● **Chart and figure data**
● ● ●

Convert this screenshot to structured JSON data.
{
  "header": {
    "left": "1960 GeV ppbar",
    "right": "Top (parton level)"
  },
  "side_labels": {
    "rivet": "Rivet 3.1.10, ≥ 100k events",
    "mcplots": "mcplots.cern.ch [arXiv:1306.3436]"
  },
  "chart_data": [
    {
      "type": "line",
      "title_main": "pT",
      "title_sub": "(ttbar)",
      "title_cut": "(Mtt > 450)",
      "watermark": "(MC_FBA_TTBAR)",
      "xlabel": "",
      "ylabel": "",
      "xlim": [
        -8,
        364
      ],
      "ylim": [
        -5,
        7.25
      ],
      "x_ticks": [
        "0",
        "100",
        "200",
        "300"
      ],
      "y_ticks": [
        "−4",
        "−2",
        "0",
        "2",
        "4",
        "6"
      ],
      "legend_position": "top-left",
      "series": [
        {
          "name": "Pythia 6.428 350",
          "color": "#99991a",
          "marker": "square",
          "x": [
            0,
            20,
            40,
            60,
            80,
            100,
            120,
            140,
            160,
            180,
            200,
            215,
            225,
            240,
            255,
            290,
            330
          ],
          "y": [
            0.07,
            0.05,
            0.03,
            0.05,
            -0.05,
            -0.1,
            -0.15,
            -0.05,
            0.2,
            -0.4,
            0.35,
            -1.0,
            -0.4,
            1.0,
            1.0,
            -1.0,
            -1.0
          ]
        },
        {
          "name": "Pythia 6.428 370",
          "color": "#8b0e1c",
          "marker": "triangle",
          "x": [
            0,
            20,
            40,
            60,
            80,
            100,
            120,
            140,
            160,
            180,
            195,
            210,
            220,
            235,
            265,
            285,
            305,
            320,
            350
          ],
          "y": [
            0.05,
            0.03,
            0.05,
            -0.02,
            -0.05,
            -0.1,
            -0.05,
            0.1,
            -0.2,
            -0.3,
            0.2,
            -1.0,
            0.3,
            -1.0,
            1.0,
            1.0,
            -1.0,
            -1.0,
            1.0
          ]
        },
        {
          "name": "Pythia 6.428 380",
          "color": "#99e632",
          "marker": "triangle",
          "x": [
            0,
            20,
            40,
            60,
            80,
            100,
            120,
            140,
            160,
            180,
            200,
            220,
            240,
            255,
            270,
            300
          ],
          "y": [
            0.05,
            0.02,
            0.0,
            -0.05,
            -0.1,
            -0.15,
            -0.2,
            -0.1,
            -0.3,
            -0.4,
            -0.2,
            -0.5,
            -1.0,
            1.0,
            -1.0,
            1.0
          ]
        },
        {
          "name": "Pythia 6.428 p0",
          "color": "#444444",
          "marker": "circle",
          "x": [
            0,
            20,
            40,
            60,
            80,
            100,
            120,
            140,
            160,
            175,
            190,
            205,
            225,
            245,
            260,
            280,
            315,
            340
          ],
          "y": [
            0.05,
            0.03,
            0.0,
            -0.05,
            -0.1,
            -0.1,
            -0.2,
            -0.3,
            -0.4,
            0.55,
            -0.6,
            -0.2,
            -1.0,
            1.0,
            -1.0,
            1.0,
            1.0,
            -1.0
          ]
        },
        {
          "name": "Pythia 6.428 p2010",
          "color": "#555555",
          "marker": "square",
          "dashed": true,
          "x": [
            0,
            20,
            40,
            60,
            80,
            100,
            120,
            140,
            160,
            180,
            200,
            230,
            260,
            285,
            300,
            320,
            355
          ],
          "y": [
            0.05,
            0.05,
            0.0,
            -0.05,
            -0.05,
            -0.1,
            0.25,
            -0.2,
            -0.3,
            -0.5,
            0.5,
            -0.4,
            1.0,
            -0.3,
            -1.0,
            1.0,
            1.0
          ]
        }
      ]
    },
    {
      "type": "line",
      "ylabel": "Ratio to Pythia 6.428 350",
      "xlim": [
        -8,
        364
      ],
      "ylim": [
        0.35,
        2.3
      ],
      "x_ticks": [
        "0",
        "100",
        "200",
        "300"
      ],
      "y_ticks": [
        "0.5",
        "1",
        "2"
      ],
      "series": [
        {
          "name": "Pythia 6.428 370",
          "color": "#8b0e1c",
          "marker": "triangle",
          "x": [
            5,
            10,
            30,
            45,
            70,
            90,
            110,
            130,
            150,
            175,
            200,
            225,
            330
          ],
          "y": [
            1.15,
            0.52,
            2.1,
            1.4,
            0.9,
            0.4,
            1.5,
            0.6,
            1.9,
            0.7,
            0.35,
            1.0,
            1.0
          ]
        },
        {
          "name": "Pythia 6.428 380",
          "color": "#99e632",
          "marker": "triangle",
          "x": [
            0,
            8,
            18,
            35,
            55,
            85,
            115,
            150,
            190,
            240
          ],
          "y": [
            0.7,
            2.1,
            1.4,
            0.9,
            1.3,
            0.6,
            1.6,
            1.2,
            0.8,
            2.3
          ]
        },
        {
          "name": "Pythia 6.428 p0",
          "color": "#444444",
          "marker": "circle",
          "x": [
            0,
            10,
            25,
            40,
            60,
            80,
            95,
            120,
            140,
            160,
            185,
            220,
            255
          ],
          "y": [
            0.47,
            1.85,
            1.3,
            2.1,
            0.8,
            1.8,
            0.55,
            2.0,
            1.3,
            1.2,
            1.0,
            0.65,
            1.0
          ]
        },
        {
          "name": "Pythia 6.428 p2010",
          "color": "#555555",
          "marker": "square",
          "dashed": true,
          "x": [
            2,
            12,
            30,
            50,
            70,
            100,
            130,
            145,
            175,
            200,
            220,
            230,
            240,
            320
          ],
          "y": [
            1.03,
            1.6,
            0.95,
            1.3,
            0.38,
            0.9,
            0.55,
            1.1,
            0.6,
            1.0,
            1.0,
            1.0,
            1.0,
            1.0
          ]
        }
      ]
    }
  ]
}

● ● ●

Write the listing out again, exactly as shown above.

Convert this screenshot to structured JSON data.
{
  "header": {
    "left": "1960 GeV ppbar",
    "right": "Top (parton level)"
  },
  "side_labels": {
    "rivet": "Rivet 3.1.10, ≥ 100k events",
    "mcplots": "mcplots.cern.ch [arXiv:1306.3436]"
  },
  "chart_data": [
    {
      "type": "line",
      "title_main": "pT",
      "title_sub": "(ttbar)",
      "title_cut": "(Mtt > 450)",
      "watermark": "(MC_FBA_TTBAR)",
      "xlabel": "",
      "ylabel": "",
      "xlim": [
        -8,
        364
      ],
      "ylim": [
        -5,
        7.25
      ],
      "x_ticks": [
        "0",
        "100",
        "200",
        "300"
      ],
      "y_ticks": [
        "−4",
        "−2",
        "0",
        "2",
        "4",
        "6"
      ],
      "legend_position": "top-left",
      "series": [
        {
          "name": "Pythia 6.428 350",
          "color": "#99991a",
          "marker": "square",
          "x": [
            0,
            20,
            40,
            60,
            80,
            100,
            120,
            140,
            160,
            180,
            200,
            215,
            225,
            240,
            255,
            290,
            330
          ],
          "y": [
            0.07,
            0.05,
            0.03,
            0.05,
            -0.05,
            -0.1,
            -0.15,
            -0.05,
            0.2,
            -0.4,
            0.35,
            -1.0,
            -0.4,
            1.0,
            1.0,
            -1.0,
            -1.0
          ]
        },
        {
          "name": "Pythia 6.428 370",
          "color": "#8b0e1c",
          "marker": "triangle",
          "x": [
            0,
            20,
            40,
            60,
            80,
            100,
            120,
            140,
            160,
            180,
            195,
            210,
            220,
            235,
            265,
            285,
            305,
            320,
            350
          ],
          "y": [
            0.05,
            0.03,
            0.05,
            -0.02,
            -0.05,
            -0.1,
            -0.05,
            0.1,
            -0.2,
            -0.3,
            0.2,
            -1.0,
            0.3,
            -1.0,
            1.0,
            1.0,
            -1.0,
            -1.0,
            1.0
          ]
        },
        {
          "name": "Pythia 6.428 380",
          "color": "#99e632",
          "marker": "triangle",
          "x": [
            0,
            20,
            40,
            60,
            80,
            100,
            120,
            140,
            160,
            180,
            200,
            220,
            240,
            255,
            270,
            300
          ],
          "y": [
            0.05,
            0.02,
            0.0,
            -0.05,
            -0.1,
            -0.15,
            -0.2,
            -0.1,
            -0.3,
            -0.4,
            -0.2,
            -0.5,
            -1.0,
            1.0,
            -1.0,
            1.0
          ]
        },
        {
          "name": "Pythia 6.428 p0",
          "color": "#444444",
          "marker": "circle",
          "x": [
            0,
            20,
            40,
            60,
            80,
            100,
            120,
            140,
            160,
            175,
            190,
            205,
            225,
            245,
            260,
            280,
            315,
            340
          ],
          "y": [
            0.05,
            0.03,
            0.0,
            -0.05,
            -0.1,
            -0.1,
            -0.2,
            -0.3,
            -0.4,
            0.55,
            -0.6,
            -0.2,
            -1.0,
            1.0,
            -1.0,
            1.0,
            1.0,
            -1.0
          ]
        },
        {
          "name": "Pythia 6.428 p2010",
          "color": "#555555",
          "marker": "square",
          "dashed": true,
          "x": [
            0,
            20,
            40,
            60,
            80,
            100,
            120,
            140,
            160,
            180,
            200,
            230,
            260,
            285,
            300,
            320,
            355
          ],
          "y": [
            0.05,
            0.05,
            0.0,
            -0.05,
            -0.05,
            -0.1,
            0.25,
            -0.2,
            -0.3,
            -0.5,
            0.5,
            -0.4,
            1.0,
            -0.3,
            -1.0,
            1.0,
            1.0
          ]
        }
      ]
    },
    {
      "type": "line",
      "ylabel": "Ratio to Pythia 6.428 350",
      "xlim": [
        -8,
        364
      ],
      "ylim": [
        0.35,
        2.3
      ],
      "x_ticks": [
        "0",
        "100",
        "200",
        "300"
      ],
      "y_ticks": [
        "0.5",
        "1",
        "2"
      ],
      "series": [
        {
          "name": "Pythia 6.428 370",
          "color": "#8b0e1c",
          "marker": "triangle",
          "x": [
            5,
            10,
            30,
            45,
            70,
            90,
            110,
            130,
            150,
            175,
            200,
            225,
            330
          ],
          "y": [
            1.15,
            0.52,
            2.1,
            1.4,
            0.9,
            0.4,
            1.5,
            0.6,
            1.9,
            0.7,
            0.35,
            1.0,
            1.0
          ]
        },
        {
          "name": "Pythia 6.428 380",
          "color": "#99e632",
          "marker": "triangle",
          "x": [
            0,
            8,
            18,
            35,
            55,
            85,
            115,
            150,
            190,
            240
          ],
          "y": [
            0.7,
            2.1,
            1.4,
            0.9,
            1.3,
            0.6,
            1.6,
            1.2,
            0.8,
            2.3
          ]
        },
        {
          "name": "Pythia 6.428 p0",
          "color": "#444444",
          "marker": "circle",
          "x": [
            0,
            10,
            25,
            40,
            60,
            80,
            95,
            120,
            140,
            160,
            185,
            220,
            255
          ],
          "y": [
            0.47,
            1.85,
            1.3,
            2.1,
            0.8,
            1.8,
            0.55,
            2.0,
            1.3,
            1.2,
            1.0,
            0.65,
            1.0
          ]
        },
        {
          "name": "Pythia 6.428 p2010",
          "color": "#555555",
          "marker": "square",
          "dashed": true,
          "x": [
            2,
            12,
            30,
            50,
            70,
            100,
            130,
            145,
            175,
            200,
            220,
            230,
            240,
            320
          ],
          "y": [
            1.03,
            1.6,
            0.95,
            1.3,
            0.38,
            0.9,
            0.55,
            1.1,
            0.6,
            1.0,
            1.0,
            1.0,
            1.0,
            1.0
          ]
        }
      ]
    }
  ]
}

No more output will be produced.